Return every line below in which "article" appears.
========================================================================
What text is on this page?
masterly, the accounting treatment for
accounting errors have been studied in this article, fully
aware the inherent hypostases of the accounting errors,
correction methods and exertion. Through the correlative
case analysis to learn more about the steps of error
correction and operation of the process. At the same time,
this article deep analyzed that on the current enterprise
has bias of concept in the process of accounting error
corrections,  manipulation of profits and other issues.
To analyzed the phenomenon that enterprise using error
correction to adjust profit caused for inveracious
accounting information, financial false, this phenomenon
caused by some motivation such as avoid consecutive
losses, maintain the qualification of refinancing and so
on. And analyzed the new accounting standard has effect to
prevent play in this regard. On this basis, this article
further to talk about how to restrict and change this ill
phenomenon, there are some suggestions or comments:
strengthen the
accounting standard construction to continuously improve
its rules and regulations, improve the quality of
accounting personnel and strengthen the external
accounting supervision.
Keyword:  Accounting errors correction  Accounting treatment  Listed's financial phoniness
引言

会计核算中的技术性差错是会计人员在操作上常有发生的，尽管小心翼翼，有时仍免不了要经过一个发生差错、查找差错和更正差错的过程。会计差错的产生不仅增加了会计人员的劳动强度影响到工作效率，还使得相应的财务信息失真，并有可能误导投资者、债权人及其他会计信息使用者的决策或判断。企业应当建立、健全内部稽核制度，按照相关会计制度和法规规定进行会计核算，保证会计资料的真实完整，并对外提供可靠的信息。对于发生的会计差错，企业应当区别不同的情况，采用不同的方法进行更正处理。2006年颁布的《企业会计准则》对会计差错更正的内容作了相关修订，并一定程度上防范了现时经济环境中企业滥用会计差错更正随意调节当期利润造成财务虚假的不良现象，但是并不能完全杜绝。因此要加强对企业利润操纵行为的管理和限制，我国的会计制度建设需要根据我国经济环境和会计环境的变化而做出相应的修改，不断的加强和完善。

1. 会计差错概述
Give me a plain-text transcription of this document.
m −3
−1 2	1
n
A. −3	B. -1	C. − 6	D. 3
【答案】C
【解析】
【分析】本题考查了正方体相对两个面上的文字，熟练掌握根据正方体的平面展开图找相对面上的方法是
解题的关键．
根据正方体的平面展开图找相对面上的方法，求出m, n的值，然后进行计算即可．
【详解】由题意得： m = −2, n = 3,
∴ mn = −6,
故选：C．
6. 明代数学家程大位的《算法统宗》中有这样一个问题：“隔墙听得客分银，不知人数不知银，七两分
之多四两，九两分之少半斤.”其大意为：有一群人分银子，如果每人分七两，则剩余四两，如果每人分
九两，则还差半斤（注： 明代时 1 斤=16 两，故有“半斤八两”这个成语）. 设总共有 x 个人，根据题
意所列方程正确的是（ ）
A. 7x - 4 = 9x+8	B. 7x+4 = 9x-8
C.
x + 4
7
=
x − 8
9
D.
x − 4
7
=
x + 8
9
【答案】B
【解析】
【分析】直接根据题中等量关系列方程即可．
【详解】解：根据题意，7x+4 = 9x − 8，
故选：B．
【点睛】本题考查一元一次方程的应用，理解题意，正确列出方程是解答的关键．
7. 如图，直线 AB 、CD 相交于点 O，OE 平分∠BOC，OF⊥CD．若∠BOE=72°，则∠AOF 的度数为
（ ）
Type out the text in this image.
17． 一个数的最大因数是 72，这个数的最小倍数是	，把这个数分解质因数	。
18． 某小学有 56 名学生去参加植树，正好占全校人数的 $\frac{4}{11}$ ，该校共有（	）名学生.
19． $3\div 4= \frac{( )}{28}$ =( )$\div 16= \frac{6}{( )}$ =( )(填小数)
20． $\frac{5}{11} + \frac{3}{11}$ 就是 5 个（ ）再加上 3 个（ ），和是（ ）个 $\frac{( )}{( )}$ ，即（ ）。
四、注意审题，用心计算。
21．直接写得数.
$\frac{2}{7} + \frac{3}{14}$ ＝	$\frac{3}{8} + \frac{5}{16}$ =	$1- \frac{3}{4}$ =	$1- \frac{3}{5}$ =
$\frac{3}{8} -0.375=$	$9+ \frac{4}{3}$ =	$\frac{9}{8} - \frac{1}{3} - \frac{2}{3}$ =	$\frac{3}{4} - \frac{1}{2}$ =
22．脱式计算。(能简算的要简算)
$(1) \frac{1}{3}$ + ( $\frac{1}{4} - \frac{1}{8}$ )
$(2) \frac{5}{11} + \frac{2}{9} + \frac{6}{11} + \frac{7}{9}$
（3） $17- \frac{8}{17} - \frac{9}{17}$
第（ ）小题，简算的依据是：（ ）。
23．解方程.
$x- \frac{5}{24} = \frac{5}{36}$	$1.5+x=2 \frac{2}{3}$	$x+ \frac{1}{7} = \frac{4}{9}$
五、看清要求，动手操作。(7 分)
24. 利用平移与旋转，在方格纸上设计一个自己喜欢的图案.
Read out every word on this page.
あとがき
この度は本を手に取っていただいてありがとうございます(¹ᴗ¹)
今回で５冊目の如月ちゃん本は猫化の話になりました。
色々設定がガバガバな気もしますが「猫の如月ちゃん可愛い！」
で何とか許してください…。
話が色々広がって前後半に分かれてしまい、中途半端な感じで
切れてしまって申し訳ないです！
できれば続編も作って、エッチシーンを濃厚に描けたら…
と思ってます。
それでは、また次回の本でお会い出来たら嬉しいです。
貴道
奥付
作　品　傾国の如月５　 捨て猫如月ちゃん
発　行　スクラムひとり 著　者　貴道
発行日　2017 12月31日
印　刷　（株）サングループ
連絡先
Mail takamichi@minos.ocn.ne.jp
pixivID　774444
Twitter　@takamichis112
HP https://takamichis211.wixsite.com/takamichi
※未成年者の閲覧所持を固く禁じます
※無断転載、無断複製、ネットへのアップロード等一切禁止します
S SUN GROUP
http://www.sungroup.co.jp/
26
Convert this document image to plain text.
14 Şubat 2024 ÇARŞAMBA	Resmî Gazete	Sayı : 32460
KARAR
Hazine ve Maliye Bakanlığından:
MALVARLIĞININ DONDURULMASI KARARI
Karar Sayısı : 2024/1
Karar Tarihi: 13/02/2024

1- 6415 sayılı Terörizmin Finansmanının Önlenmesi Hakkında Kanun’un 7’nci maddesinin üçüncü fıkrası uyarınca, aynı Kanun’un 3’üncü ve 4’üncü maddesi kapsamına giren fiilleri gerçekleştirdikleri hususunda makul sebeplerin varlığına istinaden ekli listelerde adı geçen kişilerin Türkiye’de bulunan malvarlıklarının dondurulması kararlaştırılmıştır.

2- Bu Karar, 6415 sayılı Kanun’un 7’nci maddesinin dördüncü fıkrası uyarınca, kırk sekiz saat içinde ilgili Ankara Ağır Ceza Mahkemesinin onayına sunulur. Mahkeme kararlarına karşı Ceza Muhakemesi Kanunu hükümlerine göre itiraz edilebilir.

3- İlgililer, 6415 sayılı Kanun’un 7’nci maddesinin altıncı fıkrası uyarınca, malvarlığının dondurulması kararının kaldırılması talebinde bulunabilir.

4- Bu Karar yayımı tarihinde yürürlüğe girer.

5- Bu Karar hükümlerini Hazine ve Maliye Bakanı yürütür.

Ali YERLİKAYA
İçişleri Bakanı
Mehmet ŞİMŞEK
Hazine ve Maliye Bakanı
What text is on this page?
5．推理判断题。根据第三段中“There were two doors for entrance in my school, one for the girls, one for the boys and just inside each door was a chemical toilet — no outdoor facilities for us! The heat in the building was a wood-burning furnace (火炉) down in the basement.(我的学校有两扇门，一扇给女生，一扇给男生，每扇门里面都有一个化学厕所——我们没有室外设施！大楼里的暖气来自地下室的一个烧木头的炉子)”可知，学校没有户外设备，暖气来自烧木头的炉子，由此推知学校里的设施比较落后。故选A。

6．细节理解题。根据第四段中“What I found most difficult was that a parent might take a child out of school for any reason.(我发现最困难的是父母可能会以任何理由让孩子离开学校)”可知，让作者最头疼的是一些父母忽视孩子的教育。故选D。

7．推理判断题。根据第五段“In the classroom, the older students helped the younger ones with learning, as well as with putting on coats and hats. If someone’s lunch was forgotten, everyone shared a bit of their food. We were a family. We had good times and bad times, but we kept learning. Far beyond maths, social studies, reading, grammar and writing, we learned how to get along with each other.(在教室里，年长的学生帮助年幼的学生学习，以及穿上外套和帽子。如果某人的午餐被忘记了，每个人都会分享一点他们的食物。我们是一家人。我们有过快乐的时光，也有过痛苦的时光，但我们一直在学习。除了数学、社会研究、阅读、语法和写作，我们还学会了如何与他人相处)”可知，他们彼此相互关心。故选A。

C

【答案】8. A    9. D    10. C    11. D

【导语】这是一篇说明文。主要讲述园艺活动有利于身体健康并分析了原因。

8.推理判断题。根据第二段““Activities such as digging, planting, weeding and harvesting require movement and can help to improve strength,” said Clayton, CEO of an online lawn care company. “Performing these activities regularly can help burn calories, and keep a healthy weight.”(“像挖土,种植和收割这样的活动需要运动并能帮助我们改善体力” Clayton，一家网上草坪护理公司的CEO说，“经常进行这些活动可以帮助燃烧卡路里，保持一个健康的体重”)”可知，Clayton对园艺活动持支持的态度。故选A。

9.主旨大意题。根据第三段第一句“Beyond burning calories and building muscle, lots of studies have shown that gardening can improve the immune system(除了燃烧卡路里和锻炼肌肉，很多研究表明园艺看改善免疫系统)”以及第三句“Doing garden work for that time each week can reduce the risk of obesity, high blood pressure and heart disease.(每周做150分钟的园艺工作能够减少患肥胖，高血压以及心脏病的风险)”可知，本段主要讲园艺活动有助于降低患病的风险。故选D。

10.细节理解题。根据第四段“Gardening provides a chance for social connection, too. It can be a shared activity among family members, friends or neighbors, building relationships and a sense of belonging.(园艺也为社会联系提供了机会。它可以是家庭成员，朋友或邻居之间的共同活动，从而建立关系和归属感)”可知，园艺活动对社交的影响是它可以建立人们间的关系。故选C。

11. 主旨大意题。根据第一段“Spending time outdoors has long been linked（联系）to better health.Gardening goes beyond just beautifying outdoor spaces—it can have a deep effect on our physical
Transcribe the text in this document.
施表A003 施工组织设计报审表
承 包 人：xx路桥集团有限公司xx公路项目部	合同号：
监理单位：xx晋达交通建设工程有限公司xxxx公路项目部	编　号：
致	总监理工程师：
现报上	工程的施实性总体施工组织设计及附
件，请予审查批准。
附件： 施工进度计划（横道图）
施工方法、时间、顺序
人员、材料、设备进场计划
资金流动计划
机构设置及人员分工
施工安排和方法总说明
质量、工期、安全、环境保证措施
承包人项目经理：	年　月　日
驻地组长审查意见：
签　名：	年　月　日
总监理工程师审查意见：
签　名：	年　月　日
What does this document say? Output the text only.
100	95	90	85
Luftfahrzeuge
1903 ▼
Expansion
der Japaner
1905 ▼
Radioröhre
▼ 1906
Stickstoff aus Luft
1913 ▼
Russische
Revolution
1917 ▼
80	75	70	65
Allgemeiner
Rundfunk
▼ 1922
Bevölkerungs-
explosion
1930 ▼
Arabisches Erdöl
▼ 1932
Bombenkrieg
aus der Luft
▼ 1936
========================================================================
> Exercise result:
accounting errors have been studied in this article, fully
this article deep analyzed that on the current enterprise
prevent play in this regard. On this basis, this article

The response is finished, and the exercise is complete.